>> BEGIN Data provided
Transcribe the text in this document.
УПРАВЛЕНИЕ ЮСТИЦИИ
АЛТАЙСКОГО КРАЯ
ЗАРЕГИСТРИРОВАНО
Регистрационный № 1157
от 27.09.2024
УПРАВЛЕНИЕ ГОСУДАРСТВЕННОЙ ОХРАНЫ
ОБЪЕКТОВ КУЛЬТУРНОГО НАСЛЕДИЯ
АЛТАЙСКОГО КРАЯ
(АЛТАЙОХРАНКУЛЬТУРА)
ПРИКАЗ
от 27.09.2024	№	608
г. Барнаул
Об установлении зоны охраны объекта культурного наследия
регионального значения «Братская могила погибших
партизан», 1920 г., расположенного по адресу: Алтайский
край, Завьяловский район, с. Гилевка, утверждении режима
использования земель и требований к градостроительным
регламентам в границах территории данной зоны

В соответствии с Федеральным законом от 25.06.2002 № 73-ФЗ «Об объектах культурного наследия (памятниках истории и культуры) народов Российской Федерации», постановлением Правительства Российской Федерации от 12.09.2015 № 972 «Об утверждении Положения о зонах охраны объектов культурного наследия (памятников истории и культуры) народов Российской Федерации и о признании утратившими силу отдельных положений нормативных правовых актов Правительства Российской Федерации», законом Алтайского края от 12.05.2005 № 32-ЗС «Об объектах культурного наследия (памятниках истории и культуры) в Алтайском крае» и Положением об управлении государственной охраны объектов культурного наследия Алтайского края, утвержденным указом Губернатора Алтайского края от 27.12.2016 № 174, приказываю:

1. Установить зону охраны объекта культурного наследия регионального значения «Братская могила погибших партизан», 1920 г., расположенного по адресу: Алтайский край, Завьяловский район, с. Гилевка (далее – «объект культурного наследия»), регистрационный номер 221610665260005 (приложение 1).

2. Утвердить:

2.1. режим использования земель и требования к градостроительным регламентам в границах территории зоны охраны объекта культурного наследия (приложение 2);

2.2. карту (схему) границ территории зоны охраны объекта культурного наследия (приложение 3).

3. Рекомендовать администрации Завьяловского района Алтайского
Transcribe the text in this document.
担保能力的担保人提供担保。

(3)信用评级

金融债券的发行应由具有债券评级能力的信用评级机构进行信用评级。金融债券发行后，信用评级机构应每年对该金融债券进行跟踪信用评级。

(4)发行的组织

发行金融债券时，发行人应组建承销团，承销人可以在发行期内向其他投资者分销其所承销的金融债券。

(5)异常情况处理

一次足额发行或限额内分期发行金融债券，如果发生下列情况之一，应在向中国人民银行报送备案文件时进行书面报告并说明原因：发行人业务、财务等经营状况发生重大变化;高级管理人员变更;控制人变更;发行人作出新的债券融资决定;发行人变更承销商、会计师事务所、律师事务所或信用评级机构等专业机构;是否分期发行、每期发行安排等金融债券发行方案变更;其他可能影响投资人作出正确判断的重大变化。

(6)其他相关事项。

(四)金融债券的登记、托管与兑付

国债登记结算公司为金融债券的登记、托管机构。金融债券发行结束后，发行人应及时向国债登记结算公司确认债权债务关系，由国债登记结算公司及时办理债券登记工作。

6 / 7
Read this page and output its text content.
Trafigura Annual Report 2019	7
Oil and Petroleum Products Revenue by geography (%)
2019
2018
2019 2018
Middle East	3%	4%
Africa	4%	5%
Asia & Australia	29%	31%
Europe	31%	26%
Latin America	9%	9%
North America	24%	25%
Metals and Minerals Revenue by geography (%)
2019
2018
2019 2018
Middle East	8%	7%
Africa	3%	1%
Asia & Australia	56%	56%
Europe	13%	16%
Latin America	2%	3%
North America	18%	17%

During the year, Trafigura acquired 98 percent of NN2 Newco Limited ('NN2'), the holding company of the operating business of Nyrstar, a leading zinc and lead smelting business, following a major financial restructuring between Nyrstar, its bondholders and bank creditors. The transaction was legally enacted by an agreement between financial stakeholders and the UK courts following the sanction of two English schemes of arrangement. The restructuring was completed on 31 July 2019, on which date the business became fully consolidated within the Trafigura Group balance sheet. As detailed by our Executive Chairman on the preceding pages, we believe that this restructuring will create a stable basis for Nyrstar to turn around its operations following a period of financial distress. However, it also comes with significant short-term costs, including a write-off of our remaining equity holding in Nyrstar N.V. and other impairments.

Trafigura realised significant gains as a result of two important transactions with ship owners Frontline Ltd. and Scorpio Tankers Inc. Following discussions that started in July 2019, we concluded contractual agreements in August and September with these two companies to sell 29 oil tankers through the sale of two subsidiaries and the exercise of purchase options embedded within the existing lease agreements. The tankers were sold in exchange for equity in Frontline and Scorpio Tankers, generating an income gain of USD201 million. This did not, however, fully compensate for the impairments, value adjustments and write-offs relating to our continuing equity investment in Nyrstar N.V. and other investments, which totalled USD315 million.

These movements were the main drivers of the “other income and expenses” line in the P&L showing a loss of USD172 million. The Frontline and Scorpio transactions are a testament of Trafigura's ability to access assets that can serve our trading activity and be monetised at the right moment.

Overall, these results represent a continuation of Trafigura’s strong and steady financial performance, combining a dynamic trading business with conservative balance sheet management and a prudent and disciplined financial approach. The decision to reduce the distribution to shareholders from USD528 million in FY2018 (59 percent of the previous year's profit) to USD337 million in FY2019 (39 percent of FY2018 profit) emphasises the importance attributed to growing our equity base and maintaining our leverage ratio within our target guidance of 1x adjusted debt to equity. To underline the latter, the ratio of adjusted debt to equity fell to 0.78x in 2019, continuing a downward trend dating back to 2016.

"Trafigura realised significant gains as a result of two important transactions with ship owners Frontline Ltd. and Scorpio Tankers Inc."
>> END Data provided
Extract every record. Keep wording exact.

• _Finished task_
Transcribe the text in this document.
УПРАВЛЕНИЕ ЮСТИЦИИ
АЛТАЙСКОГО КРАЯ
ЗАРЕГИСТРИРОВАНО
Регистрационный № 1157
от 27.09.2024
УПРАВЛЕНИЕ ГОСУДАРСТВЕННОЙ ОХРАНЫ
ОБЪЕКТОВ КУЛЬТУРНОГО НАСЛЕДИЯ
АЛТАЙСКОГО КРАЯ
(АЛТАЙОХРАНКУЛЬТУРА)
ПРИКАЗ
от 27.09.2024	№	608
г. Барнаул
Об установлении зоны охраны объекта культурного наследия
регионального значения «Братская могила погибших
партизан», 1920 г., расположенного по адресу: Алтайский
край, Завьяловский район, с. Гилевка, утверждении режима
использования земель и требований к градостроительным
регламентам в границах территории данной зоны

В соответствии с Федеральным законом от 25.06.2002 № 73-ФЗ «Об объектах культурного наследия (памятниках истории и культуры) народов Российской Федерации», постановлением Правительства Российской Федерации от 12.09.2015 № 972 «Об утверждении Положения о зонах охраны объектов культурного наследия (памятников истории и культуры) народов Российской Федерации и о признании утратившими силу отдельных положений нормативных правовых актов Правительства Российской Федерации», законом Алтайского края от 12.05.2005 № 32-ЗС «Об объектах культурного наследия (памятниках истории и культуры) в Алтайском крае» и Положением об управлении государственной охраны объектов культурного наследия Алтайского края, утвержденным указом Губернатора Алтайского края от 27.12.2016 № 174, приказываю:

1. Установить зону охраны объекта культурного наследия регионального значения «Братская могила погибших партизан», 1920 г., расположенного по адресу: Алтайский край, Завьяловский район, с. Гилевка (далее – «объект культурного наследия»), регистрационный номер 221610665260005 (приложение 1).

2. Утвердить:

2.1. режим использования земель и требования к градостроительным регламентам в границах территории зоны охраны объекта культурного наследия (приложение 2);

2.2. карту (схему) границ территории зоны охраны объекта культурного наследия (приложение 3).

3. Рекомендовать администрации Завьяловского района Алтайского
Transcribe the text in this document.
担保能力的担保人提供担保。

(3)信用评级

金融债券的发行应由具有债券评级能力的信用评级机构进行信用评级。金融债券发行后，信用评级机构应每年对该金融债券进行跟踪信用评级。

(4)发行的组织

发行金融债券时，发行人应组建承销团，承销人可以在发行期内向其他投资者分销其所承销的金融债券。

(5)异常情况处理

一次足额发行或限额内分期发行金融债券，如果发生下列情况之一，应在向中国人民银行报送备案文件时进行书面报告并说明原因：发行人业务、财务等经营状况发生重大变化;高级管理人员变更;控制人变更;发行人作出新的债券融资决定;发行人变更承销商、会计师事务所、律师事务所或信用评级机构等专业机构;是否分期发行、每期发行安排等金融债券发行方案变更;其他可能影响投资人作出正确判断的重大变化。

(6)其他相关事项。

(四)金融债券的登记、托管与兑付

国债登记结算公司为金融债券的登记、托管机构。金融债券发行结束后，发行人应及时向国债登记结算公司确认债权债务关系，由国债登记结算公司及时办理债券登记工作。

6 / 7
Read this page and output its text content.
Trafigura Annual Report 2019	7
Oil and Petroleum Products Revenue by geography (%)
2019
2018
2019 2018
Middle East	3%	4%
Africa	4%	5%
Asia & Australia	29%	31%
Europe	31%	26%
Latin America	9%	9%
North America	24%	25%
Metals and Minerals Revenue by geography (%)
2019
2018
2019 2018
Middle East	8%	7%
Africa	3%	1%
Asia & Australia	56%	56%
Europe	13%	16%
Latin America	2%	3%
North America	18%	17%

During the year, Trafigura acquired 98 percent of NN2 Newco Limited ('NN2'), the holding company of the operating business of Nyrstar, a leading zinc and lead smelting business, following a major financial restructuring between Nyrstar, its bondholders and bank creditors. The transaction was legally enacted by an agreement between financial stakeholders and the UK courts following the sanction of two English schemes of arrangement. The restructuring was completed on 31 July 2019, on which date the business became fully consolidated within the Trafigura Group balance sheet. As detailed by our Executive Chairman on the preceding pages, we believe that this restructuring will create a stable basis for Nyrstar to turn around its operations following a period of financial distress. However, it also comes with significant short-term costs, including a write-off of our remaining equity holding in Nyrstar N.V. and other impairments.

Trafigura realised significant gains as a result of two important transactions with ship owners Frontline Ltd. and Scorpio Tankers Inc. Following discussions that started in July 2019, we concluded contractual agreements in August and September with these two companies to sell 29 oil tankers through the sale of two subsidiaries and the exercise of purchase options embedded within the existing lease agreements. The tankers were sold in exchange for equity in Frontline and Scorpio Tankers, generating an income gain of USD201 million. This did not, however, fully compensate for the impairments, value adjustments and write-offs relating to our continuing equity investment in Nyrstar N.V. and other investments, which totalled USD315 million.

These movements were the main drivers of the “other income and expenses” line in the P&L showing a loss of USD172 million. The Frontline and Scorpio transactions are a testament of Trafigura's ability to access assets that can serve our trading activity and be monetised at the right moment.

Overall, these results represent a continuation of Trafigura’s strong and steady financial performance, combining a dynamic trading business with conservative balance sheet management and a prudent and disciplined financial approach. The decision to reduce the distribution to shareholders from USD528 million in FY2018 (59 percent of the previous year's profit) to USD337 million in FY2019 (39 percent of FY2018 profit) emphasises the importance attributed to growing our equity base and maintaining our leverage ratio within our target guidance of 1x adjusted debt to equity. To underline the latter, the ratio of adjusted debt to equity fell to 0.78x in 2019, continuing a downward trend dating back to 2016.

"Trafigura realised significant gains as a result of two important transactions with ship owners Frontline Ltd. and Scorpio Tankers Inc."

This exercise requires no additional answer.